** Start of Material provided **

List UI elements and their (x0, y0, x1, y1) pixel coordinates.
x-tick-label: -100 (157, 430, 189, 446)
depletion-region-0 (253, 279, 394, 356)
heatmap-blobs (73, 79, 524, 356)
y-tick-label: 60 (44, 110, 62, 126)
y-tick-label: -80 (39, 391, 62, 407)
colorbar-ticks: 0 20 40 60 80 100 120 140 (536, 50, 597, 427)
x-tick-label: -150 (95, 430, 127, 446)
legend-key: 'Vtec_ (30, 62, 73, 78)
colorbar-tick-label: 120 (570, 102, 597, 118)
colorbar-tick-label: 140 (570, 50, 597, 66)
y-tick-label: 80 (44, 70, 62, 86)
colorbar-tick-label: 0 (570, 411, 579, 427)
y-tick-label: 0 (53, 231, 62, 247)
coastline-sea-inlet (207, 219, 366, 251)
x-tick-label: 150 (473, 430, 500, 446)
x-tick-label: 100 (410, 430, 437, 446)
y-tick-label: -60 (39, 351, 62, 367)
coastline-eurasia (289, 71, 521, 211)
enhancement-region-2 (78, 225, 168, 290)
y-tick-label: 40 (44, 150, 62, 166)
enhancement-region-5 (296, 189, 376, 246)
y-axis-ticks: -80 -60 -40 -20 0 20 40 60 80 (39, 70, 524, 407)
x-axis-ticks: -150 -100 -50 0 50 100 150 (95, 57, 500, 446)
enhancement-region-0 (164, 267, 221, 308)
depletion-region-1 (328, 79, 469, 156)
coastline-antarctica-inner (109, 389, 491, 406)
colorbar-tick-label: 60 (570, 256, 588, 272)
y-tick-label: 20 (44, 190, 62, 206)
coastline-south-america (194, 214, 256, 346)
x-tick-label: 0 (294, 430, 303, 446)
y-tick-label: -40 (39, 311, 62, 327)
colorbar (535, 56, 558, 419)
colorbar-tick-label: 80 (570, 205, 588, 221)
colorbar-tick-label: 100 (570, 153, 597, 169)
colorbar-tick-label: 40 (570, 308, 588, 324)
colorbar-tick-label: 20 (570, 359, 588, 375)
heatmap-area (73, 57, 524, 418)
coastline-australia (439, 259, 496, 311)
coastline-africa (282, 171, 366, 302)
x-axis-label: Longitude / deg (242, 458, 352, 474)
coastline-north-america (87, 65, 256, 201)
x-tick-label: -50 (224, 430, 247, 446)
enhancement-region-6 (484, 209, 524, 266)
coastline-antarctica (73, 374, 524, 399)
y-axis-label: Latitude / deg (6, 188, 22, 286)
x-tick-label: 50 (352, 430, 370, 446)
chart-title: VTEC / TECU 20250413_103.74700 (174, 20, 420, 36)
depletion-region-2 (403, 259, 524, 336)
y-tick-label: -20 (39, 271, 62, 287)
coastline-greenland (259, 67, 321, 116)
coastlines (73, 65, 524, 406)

** End of Material provided **
** Start of Material provided **

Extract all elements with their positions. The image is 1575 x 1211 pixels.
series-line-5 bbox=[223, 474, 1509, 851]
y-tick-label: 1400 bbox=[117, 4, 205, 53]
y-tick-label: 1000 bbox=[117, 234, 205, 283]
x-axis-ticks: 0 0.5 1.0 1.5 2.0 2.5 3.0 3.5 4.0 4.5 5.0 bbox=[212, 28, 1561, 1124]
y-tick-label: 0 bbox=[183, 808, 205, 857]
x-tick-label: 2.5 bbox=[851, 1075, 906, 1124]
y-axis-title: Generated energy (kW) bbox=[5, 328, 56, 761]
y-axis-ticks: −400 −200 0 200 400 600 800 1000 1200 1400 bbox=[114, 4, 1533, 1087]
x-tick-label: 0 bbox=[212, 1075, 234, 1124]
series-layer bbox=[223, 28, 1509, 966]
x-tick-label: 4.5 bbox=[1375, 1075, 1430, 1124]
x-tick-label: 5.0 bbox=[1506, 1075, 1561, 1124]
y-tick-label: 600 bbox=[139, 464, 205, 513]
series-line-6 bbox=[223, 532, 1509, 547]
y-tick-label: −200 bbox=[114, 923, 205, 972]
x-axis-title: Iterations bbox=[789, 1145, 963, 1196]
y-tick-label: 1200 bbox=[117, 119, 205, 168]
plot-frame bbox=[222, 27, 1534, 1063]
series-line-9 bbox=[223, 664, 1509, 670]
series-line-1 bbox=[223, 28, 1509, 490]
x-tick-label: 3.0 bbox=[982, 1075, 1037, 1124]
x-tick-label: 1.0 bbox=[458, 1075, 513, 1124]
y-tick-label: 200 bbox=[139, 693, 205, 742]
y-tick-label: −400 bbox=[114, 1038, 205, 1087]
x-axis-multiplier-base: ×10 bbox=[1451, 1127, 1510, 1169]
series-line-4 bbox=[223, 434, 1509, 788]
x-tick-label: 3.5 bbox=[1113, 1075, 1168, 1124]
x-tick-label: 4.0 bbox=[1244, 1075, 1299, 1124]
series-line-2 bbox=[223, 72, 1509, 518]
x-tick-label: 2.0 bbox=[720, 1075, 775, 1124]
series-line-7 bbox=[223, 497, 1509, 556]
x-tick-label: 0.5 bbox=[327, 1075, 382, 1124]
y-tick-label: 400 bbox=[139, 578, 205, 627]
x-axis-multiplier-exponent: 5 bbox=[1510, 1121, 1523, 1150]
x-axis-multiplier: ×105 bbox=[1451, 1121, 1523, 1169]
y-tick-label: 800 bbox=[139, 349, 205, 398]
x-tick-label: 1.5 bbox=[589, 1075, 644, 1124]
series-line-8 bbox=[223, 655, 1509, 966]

** End of Material provided **

> [What you are asked to do] Please select every line of the data above that contains the string "depletion", treating uppercase and lowercase as different.

> [Task answer]
depletion-region-0 (253, 279, 394, 356)
depletion-region-1 (328, 79, 469, 156)
depletion-region-2 (403, 259, 524, 336)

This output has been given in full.